State how many lines of the records contain the string "trong". Give the number alone.

STORED ROWS ::
———

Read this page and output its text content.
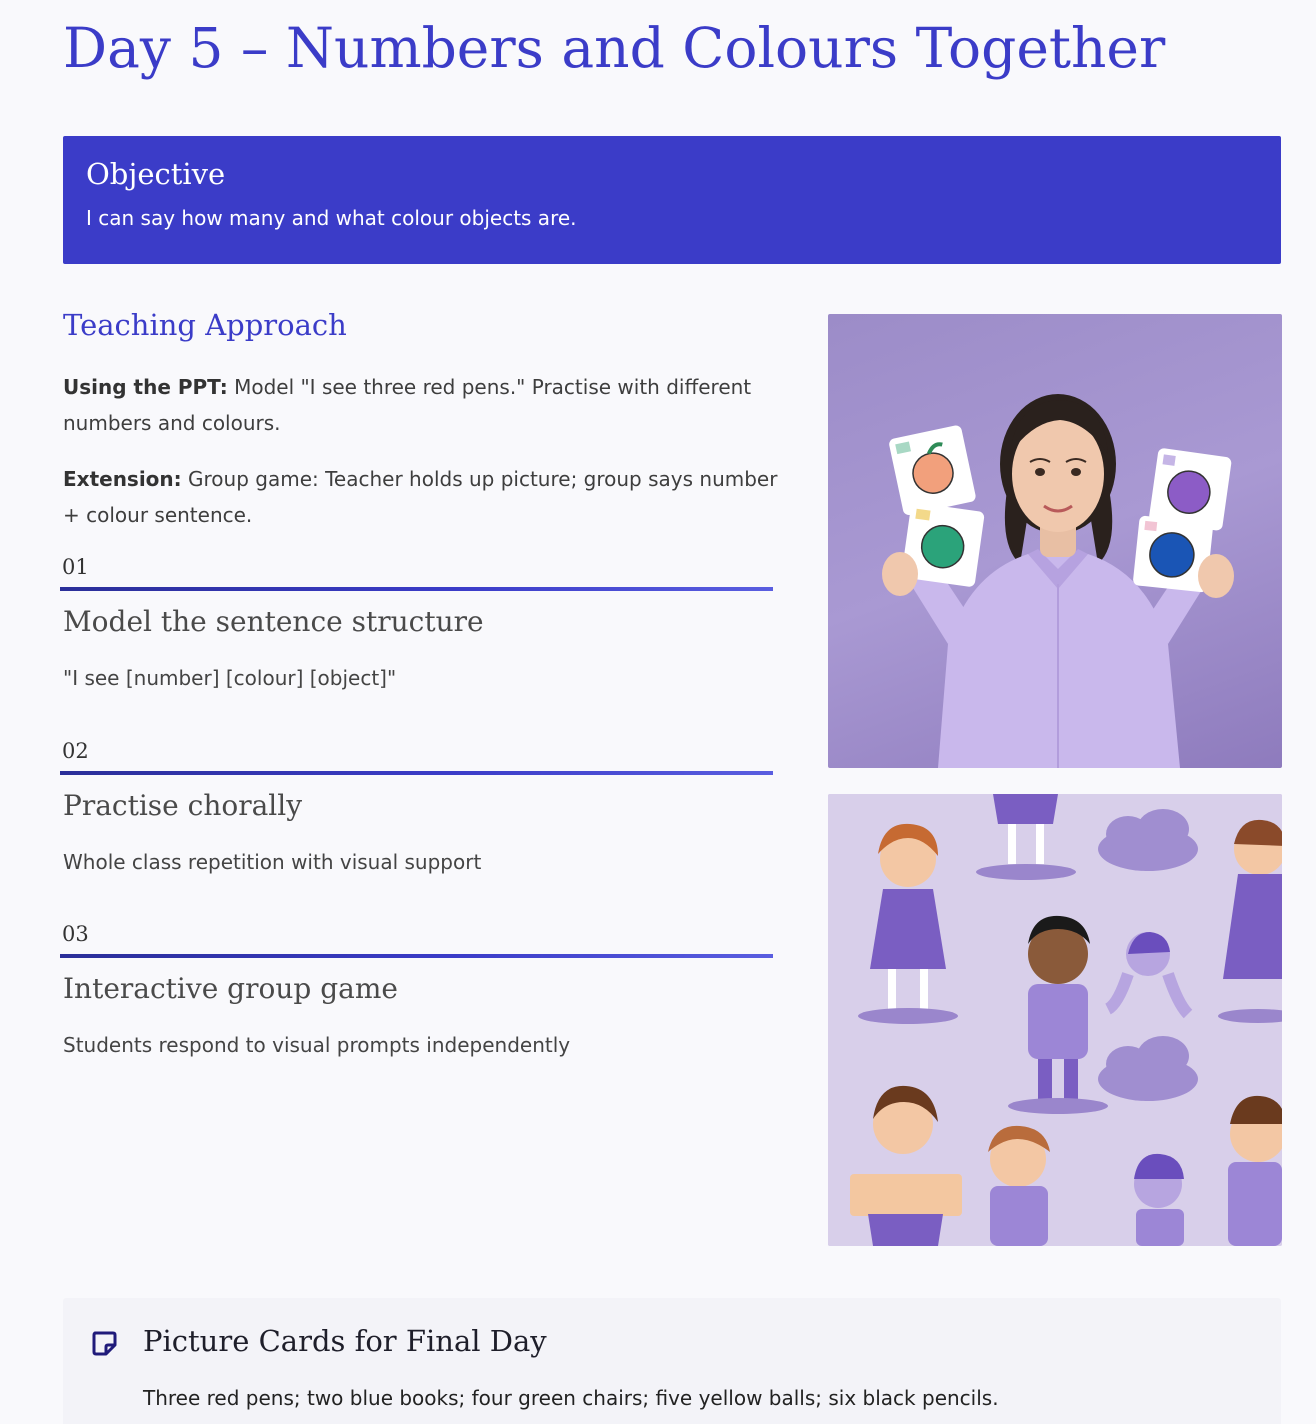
Day 5 – Numbers and Colours Together
Objective

I can say how many and what colour objects are.

Teaching Approach

Using the PPT: Model "I see three red pens." Practise with different numbers and colours.

Extension: Group game: Teacher holds up picture; group says number + colour sentence.

01
Model the sentence structure
"I see [number] [colour] [object]"
02
Practise chorally
Whole class repetition with visual support
03
Interactive group game
Students respond to visual prompts independently
Picture Cards for Final Day

Three red pens; two blue books; four green chairs; five yellow balls; six black pencils.
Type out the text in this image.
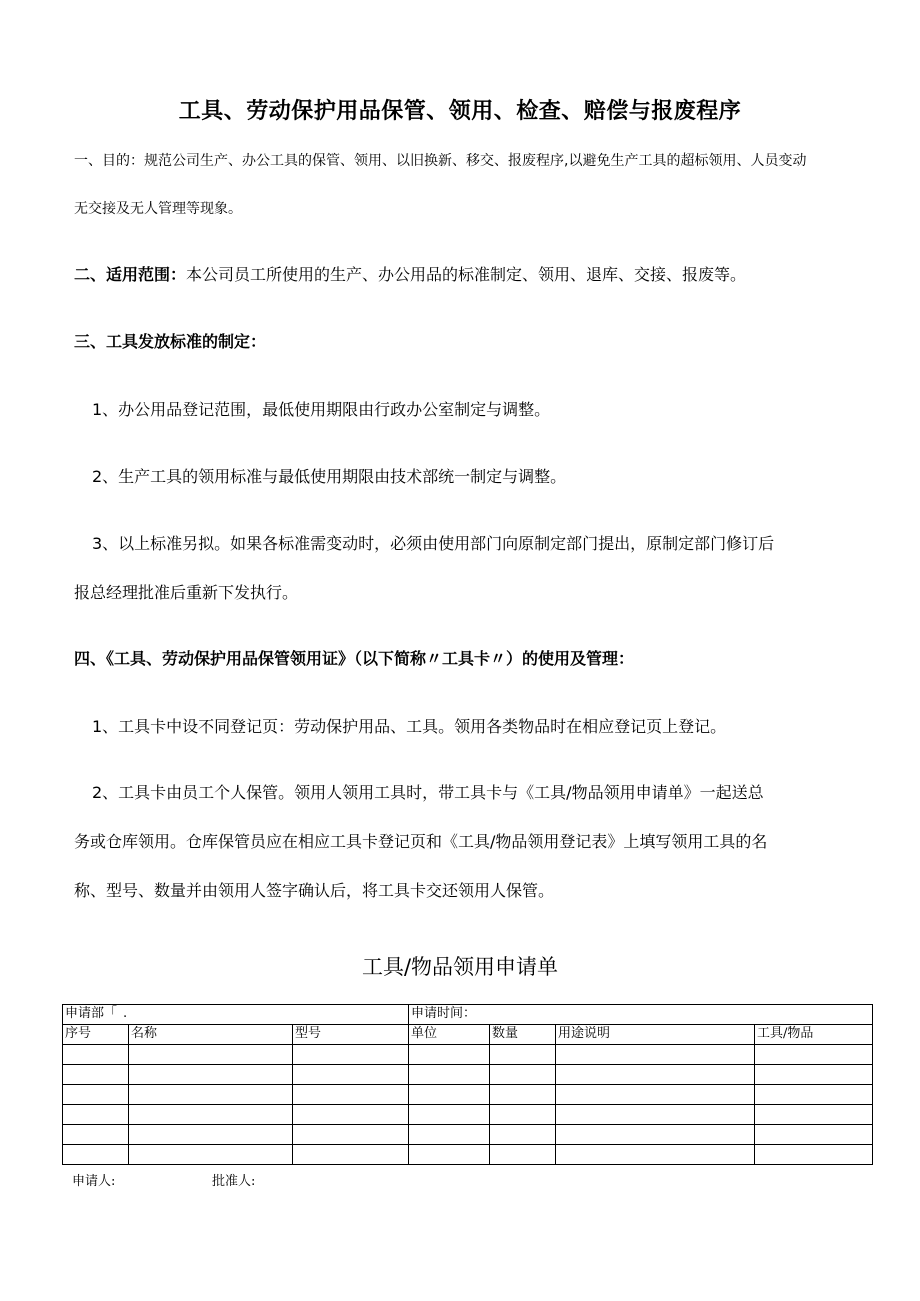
工具、劳动保护用品保管、领用、检查、赔偿与报废程序
一、目的：规范公司生产、办公工具的保管、领用、以旧换新、移交、报废程序,以避免生产工具的超标领用、人员变动
无交接及无人管理等现象。
二、适用范围：本公司员工所使用的生产、办公用品的标准制定、领用、退库、交接、报废等。
三、工具发放标准的制定：
1、办公用品登记范围，最低使用期限由行政办公室制定与调整。
2、生产工具的领用标准与最低使用期限由技术部统一制定与调整。
3、以上标准另拟。如果各标准需变动时，必须由使用部门向原制定部门提出，原制定部门修订后
报总经理批准后重新下发执行。
四、《工具、劳动保护用品保管领用证》（以下简称〃工具卡〃）的使用及管理：
1、工具卡中设不同登记页：劳动保护用品、工具。领用各类物品时在相应登记页上登记。
2、工具卡由员工个人保管。领用人领用工具时，带工具卡与《工具/物品领用申请单》一起送总
务或仓库领用。仓库保管员应在相应工具卡登记页和《工具/物品领用登记表》上填写领用工具的名
称、型号、数量并由领用人签字确认后，将工具卡交还领用人保管。
工具/物品领用申请单
申请部「 .			申请时间：			
序号	名称	型号	单位	数量	用途说明	工具/物品

申请人:	批准人:
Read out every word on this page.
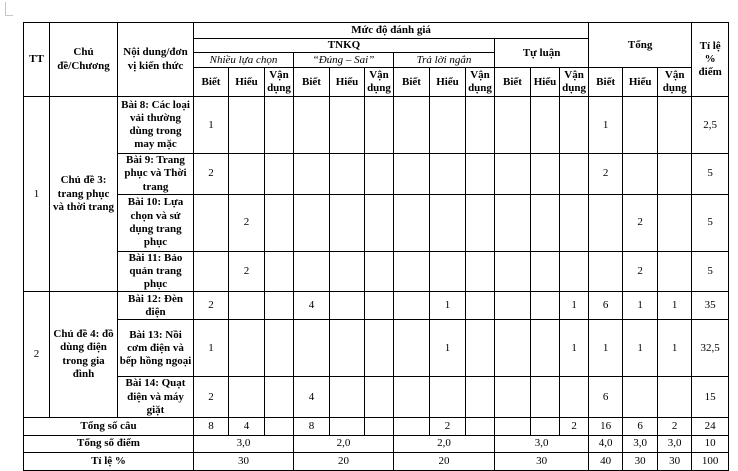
TT	Chủ đề/Chương	Nội dung/đơn vị kiến thức	Mức độ đánh giá												Tổng			Tỉ lệ % điểm
			TNKQ									Tự luận						
			Nhiều lựa chọn			“Đúng – Sai”			Trả lời ngắn									
			Biết	Hiểu	Vận dụng	Biết	Hiểu	Vận dụng	Biết	Hiểu	Vận dụng	Biết	Hiểu	Vận dụng	Biết	Hiểu	Vận dụng	
1	Chủ đề 3: trang phục và thời trang	Bài 8: Các loại vải thường dùng trong may mặc	1												1			2,5
		Bài 9: Trang phục và Thời trang	2												2			5
		Bài 10: Lựa chọn và sử dụng trang phục		2												2		5
		Bài 11: Bảo quản trang phục		2												2		5
2	Chủ đề 4: đồ dùng điện trong gia đình	Bài 12: Đèn điện	2			4				1				1	6	1	1	35
		Bài 13: Nồi cơm điện và bếp hồng ngoại	1							1				1	1	1	1	32,5
		Bài 14: Quạt điện và máy giặt	2			4									6			15
Tổng số câu			8	4		8				2				2	16	6	2	24
Tổng số điểm			3,0			2,0			2,0			3,0			4,0	3,0	3,0	10
Tỉ lệ %			30			20			20			30			40	30	30	100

———

IN RESPONSE ::
2